_OBJECTIVE_
Repeat the entries that follow verbatim, without any of their pictures.

————————

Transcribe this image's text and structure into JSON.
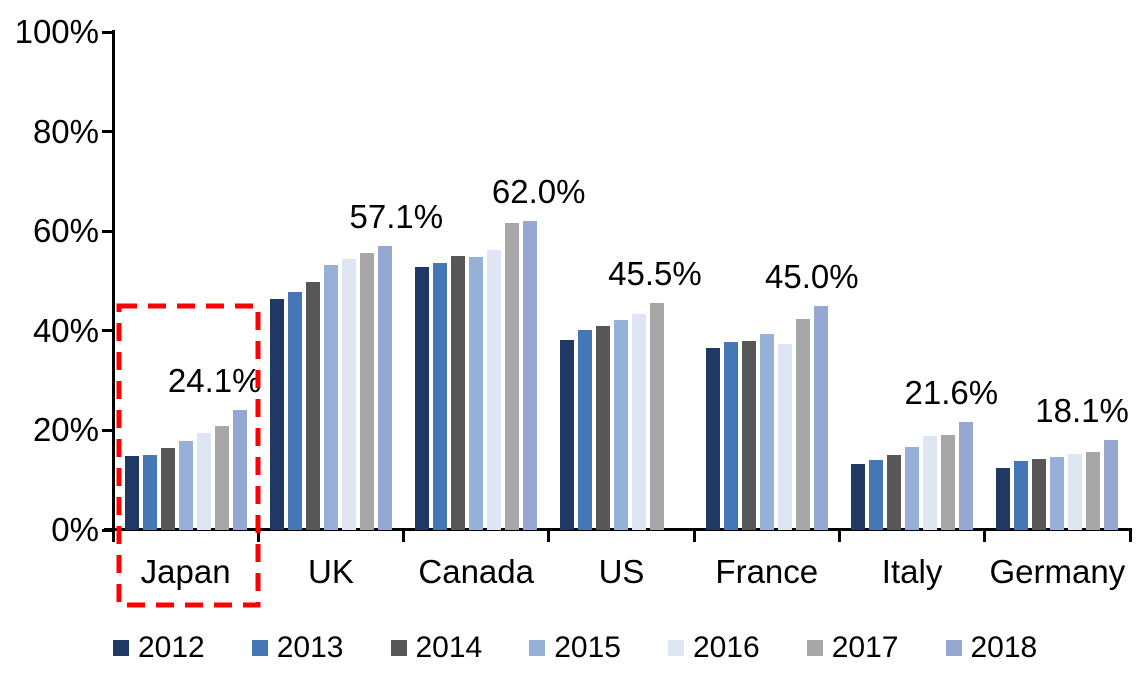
{
  "chart_data": {
    "type": "bar",
    "title": "",
    "xlabel": "",
    "ylabel": "",
    "categories": [
      "Japan",
      "UK",
      "Canada",
      "US",
      "France",
      "Italy",
      "Germany"
    ],
    "series": [
      {
        "name": "2012",
        "color": "#1F3864",
        "values": [
          14.8,
          46.3,
          52.9,
          38.2,
          36.6,
          13.3,
          12.5
        ]
      },
      {
        "name": "2013",
        "color": "#4577B6",
        "values": [
          15.0,
          47.8,
          53.6,
          40.2,
          37.8,
          14.0,
          13.9
        ]
      },
      {
        "name": "2014",
        "color": "#575757",
        "values": [
          16.4,
          49.8,
          55.0,
          41.0,
          37.9,
          15.0,
          14.2
        ]
      },
      {
        "name": "2015",
        "color": "#95B1D7",
        "values": [
          17.8,
          53.2,
          54.8,
          42.1,
          39.4,
          16.6,
          14.6
        ]
      },
      {
        "name": "2016",
        "color": "#DDE6F2",
        "values": [
          19.5,
          54.4,
          56.2,
          43.4,
          37.3,
          18.8,
          15.2
        ]
      },
      {
        "name": "2017",
        "color": "#A7A7A7",
        "values": [
          20.9,
          55.7,
          61.7,
          45.5,
          42.4,
          19.0,
          15.7
        ]
      },
      {
        "name": "2018",
        "color": "#95A8D2",
        "values": [
          24.1,
          57.1,
          62.0,
          null,
          45.0,
          21.6,
          18.1
        ]
      }
    ],
    "data_labels": [
      "24.1%",
      "57.1%",
      "62.0%",
      "45.5%",
      "45.0%",
      "21.6%",
      "18.1%"
    ],
    "ylim": [
      0,
      100
    ],
    "yticks": [
      "0%",
      "20%",
      "40%",
      "60%",
      "80%",
      "100%"
    ],
    "grid": false,
    "legend_position": "bottom",
    "highlight": {
      "category": "Japan",
      "style": "red-dashed-box",
      "color": "#FF0000"
    }
  }
}
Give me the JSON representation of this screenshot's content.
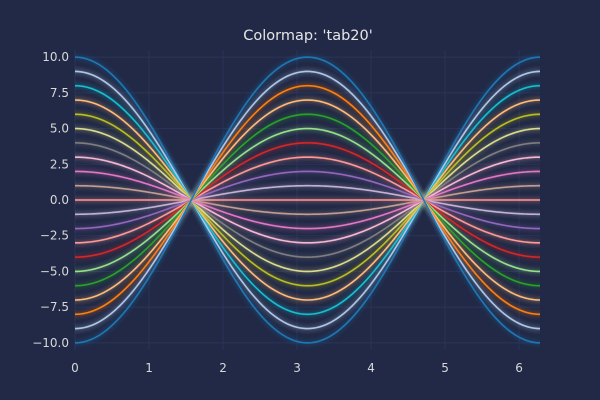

————————

_ANSWER TO THE TASK_
Transcribe this image's text and structure into JSON.
{
  "chart_data": {
    "type": "bar",
    "title": "",
    "xlabel": "",
    "ylabel": "",
    "categories": [
      "Japan",
      "UK",
      "Canada",
      "US",
      "France",
      "Italy",
      "Germany"
    ],
    "series": [
      {
        "name": "2012",
        "color": "#1F3864",
        "values": [
          14.8,
          46.3,
          52.9,
          38.2,
          36.6,
          13.3,
          12.5
        ]
      },
      {
        "name": "2013",
        "color": "#4577B6",
        "values": [
          15.0,
          47.8,
          53.6,
          40.2,
          37.8,
          14.0,
          13.9
        ]
      },
      {
        "name": "2014",
        "color": "#575757",
        "values": [
          16.4,
          49.8,
          55.0,
          41.0,
          37.9,
          15.0,
          14.2
        ]
      },
      {
        "name": "2015",
        "color": "#95B1D7",
        "values": [
          17.8,
          53.2,
          54.8,
          42.1,
          39.4,
          16.6,
          14.6
        ]
      },
      {
        "name": "2016",
        "color": "#DDE6F2",
        "values": [
          19.5,
          54.4,
          56.2,
          43.4,
          37.3,
          18.8,
          15.2
        ]
      },
      {
        "name": "2017",
        "color": "#A7A7A7",
        "values": [
          20.9,
          55.7,
          61.7,
          45.5,
          42.4,
          19.0,
          15.7
        ]
      },
      {
        "name": "2018",
        "color": "#95A8D2",
        "values": [
          24.1,
          57.1,
          62.0,
          null,
          45.0,
          21.6,
          18.1
        ]
      }
    ],
    "data_labels": [
      "24.1%",
      "57.1%",
      "62.0%",
      "45.5%",
      "45.0%",
      "21.6%",
      "18.1%"
    ],
    "ylim": [
      0,
      100
    ],
    "yticks": [
      "0%",
      "20%",
      "40%",
      "60%",
      "80%",
      "100%"
    ],
    "grid": false,
    "legend_position": "bottom",
    "highlight": {
      "category": "Japan",
      "style": "red-dashed-box",
      "color": "#FF0000"
    }
  }
}
Give me the JSON representation of this screenshot's content.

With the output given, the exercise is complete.